Nothing may be dropped or altered: reproduce all the data.

[Figure content listings]
---------------

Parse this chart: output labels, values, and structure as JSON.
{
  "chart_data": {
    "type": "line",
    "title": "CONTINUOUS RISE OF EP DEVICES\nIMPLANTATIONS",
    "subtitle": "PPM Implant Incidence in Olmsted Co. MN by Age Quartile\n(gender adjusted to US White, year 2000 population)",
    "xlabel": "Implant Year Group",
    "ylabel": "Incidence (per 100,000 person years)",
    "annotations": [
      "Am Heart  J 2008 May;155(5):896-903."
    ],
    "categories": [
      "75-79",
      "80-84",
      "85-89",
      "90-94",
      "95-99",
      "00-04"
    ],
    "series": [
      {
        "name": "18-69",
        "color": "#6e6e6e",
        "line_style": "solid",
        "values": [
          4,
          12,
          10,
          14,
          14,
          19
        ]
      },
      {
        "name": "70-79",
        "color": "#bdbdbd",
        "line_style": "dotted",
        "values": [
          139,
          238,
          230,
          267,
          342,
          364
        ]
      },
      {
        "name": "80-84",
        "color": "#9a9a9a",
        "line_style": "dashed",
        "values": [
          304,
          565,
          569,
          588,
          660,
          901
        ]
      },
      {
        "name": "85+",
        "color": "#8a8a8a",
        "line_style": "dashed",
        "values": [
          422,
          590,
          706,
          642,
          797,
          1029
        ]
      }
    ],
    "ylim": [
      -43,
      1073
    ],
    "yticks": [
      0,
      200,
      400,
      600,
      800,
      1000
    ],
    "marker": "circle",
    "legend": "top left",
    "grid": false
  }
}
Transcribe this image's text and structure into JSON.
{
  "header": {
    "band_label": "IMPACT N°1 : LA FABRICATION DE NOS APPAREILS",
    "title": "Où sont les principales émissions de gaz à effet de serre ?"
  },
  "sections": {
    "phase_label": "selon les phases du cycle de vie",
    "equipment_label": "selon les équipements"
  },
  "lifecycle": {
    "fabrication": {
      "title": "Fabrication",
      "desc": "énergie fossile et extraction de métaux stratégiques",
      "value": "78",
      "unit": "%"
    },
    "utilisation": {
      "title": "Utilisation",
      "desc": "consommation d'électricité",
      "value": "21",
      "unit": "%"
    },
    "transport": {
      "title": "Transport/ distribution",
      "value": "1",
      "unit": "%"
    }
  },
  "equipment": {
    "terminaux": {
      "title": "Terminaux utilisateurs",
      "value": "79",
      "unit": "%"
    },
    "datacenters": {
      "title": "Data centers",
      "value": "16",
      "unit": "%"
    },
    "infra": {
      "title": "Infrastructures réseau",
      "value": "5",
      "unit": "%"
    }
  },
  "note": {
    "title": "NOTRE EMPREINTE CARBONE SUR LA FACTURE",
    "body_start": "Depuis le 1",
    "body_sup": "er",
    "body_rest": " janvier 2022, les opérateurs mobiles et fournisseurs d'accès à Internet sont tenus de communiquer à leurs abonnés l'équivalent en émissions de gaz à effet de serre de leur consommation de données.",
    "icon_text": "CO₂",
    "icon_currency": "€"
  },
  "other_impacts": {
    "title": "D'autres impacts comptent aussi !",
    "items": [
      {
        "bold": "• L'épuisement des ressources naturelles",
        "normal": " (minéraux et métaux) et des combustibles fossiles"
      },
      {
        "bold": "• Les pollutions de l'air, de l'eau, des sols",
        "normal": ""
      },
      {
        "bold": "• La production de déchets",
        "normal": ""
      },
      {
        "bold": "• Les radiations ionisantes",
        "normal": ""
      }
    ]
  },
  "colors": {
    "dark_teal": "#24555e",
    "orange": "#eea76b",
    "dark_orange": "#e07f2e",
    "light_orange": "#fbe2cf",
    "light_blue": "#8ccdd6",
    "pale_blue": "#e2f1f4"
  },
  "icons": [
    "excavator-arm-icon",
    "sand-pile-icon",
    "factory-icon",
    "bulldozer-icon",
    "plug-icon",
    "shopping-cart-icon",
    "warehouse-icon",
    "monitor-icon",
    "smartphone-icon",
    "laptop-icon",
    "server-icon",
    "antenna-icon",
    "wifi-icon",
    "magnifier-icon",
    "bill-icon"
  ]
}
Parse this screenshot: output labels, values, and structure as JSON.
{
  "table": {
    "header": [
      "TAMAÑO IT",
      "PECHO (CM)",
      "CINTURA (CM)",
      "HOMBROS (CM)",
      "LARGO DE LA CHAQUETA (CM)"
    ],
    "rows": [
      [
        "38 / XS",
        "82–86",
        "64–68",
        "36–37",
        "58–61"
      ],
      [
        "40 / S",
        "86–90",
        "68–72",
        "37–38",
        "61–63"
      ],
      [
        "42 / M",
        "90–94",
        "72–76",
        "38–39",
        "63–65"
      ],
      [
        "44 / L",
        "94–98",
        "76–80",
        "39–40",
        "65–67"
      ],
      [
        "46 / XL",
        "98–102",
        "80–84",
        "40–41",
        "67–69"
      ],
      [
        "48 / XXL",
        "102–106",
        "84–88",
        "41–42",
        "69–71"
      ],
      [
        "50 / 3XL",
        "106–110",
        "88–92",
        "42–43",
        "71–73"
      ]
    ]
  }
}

---------------

→ Finished task:
Parse this chart: output labels, values, and structure as JSON.
{
  "chart_data": {
    "type": "line",
    "title": "CONTINUOUS RISE OF EP DEVICES\nIMPLANTATIONS",
    "subtitle": "PPM Implant Incidence in Olmsted Co. MN by Age Quartile\n(gender adjusted to US White, year 2000 population)",
    "xlabel": "Implant Year Group",
    "ylabel": "Incidence (per 100,000 person years)",
    "annotations": [
      "Am Heart  J 2008 May;155(5):896-903."
    ],
    "categories": [
      "75-79",
      "80-84",
      "85-89",
      "90-94",
      "95-99",
      "00-04"
    ],
    "series": [
      {
        "name": "18-69",
        "color": "#6e6e6e",
        "line_style": "solid",
        "values": [
          4,
          12,
          10,
          14,
          14,
          19
        ]
      },
      {
        "name": "70-79",
        "color": "#bdbdbd",
        "line_style": "dotted",
        "values": [
          139,
          238,
          230,
          267,
          342,
          364
        ]
      },
      {
        "name": "80-84",
        "color": "#9a9a9a",
        "line_style": "dashed",
        "values": [
          304,
          565,
          569,
          588,
          660,
          901
        ]
      },
      {
        "name": "85+",
        "color": "#8a8a8a",
        "line_style": "dashed",
        "values": [
          422,
          590,
          706,
          642,
          797,
          1029
        ]
      }
    ],
    "ylim": [
      -43,
      1073
    ],
    "yticks": [
      0,
      200,
      400,
      600,
      800,
      1000
    ],
    "marker": "circle",
    "legend": "top left",
    "grid": false
  }
}
Transcribe this image's text and structure into JSON.
{
  "header": {
    "band_label": "IMPACT N°1 : LA FABRICATION DE NOS APPAREILS",
    "title": "Où sont les principales émissions de gaz à effet de serre ?"
  },
  "sections": {
    "phase_label": "selon les phases du cycle de vie",
    "equipment_label": "selon les équipements"
  },
  "lifecycle": {
    "fabrication": {
      "title": "Fabrication",
      "desc": "énergie fossile et extraction de métaux stratégiques",
      "value": "78",
      "unit": "%"
    },
    "utilisation": {
      "title": "Utilisation",
      "desc": "consommation d'électricité",
      "value": "21",
      "unit": "%"
    },
    "transport": {
      "title": "Transport/ distribution",
      "value": "1",
      "unit": "%"
    }
  },
  "equipment": {
    "terminaux": {
      "title": "Terminaux utilisateurs",
      "value": "79",
      "unit": "%"
    },
    "datacenters": {
      "title": "Data centers",
      "value": "16",
      "unit": "%"
    },
    "infra": {
      "title": "Infrastructures réseau",
      "value": "5",
      "unit": "%"
    }
  },
  "note": {
    "title": "NOTRE EMPREINTE CARBONE SUR LA FACTURE",
    "body_start": "Depuis le 1",
    "body_sup": "er",
    "body_rest": " janvier 2022, les opérateurs mobiles et fournisseurs d'accès à Internet sont tenus de communiquer à leurs abonnés l'équivalent en émissions de gaz à effet de serre de leur consommation de données.",
    "icon_text": "CO₂",
    "icon_currency": "€"
  },
  "other_impacts": {
    "title": "D'autres impacts comptent aussi !",
    "items": [
      {
        "bold": "• L'épuisement des ressources naturelles",
        "normal": " (minéraux et métaux) et des combustibles fossiles"
      },
      {
        "bold": "• Les pollutions de l'air, de l'eau, des sols",
        "normal": ""
      },
      {
        "bold": "• La production de déchets",
        "normal": ""
      },
      {
        "bold": "• Les radiations ionisantes",
        "normal": ""
      }
    ]
  },
  "colors": {
    "dark_teal": "#24555e",
    "orange": "#eea76b",
    "dark_orange": "#e07f2e",
    "light_orange": "#fbe2cf",
    "light_blue": "#8ccdd6",
    "pale_blue": "#e2f1f4"
  },
  "icons": [
    "excavator-arm-icon",
    "sand-pile-icon",
    "factory-icon",
    "bulldozer-icon",
    "plug-icon",
    "shopping-cart-icon",
    "warehouse-icon",
    "monitor-icon",
    "smartphone-icon",
    "laptop-icon",
    "server-icon",
    "antenna-icon",
    "wifi-icon",
    "magnifier-icon",
    "bill-icon"
  ]
}
Parse this screenshot: output labels, values, and structure as JSON.
{
  "table": {
    "header": [
      "TAMAÑO IT",
      "PECHO (CM)",
      "CINTURA (CM)",
      "HOMBROS (CM)",
      "LARGO DE LA CHAQUETA (CM)"
    ],
    "rows": [
      [
        "38 / XS",
        "82–86",
        "64–68",
        "36–37",
        "58–61"
      ],
      [
        "40 / S",
        "86–90",
        "68–72",
        "37–38",
        "61–63"
      ],
      [
        "42 / M",
        "90–94",
        "72–76",
        "38–39",
        "63–65"
      ],
      [
        "44 / L",
        "94–98",
        "76–80",
        "39–40",
        "65–67"
      ],
      [
        "46 / XL",
        "98–102",
        "80–84",
        "40–41",
        "67–69"
      ],
      [
        "48 / XXL",
        "102–106",
        "84–88",
        "41–42",
        "69–71"
      ],
      [
        "50 / 3XL",
        "106–110",
        "88–92",
        "42–43",
        "71–73"
      ]
    ]
  }
}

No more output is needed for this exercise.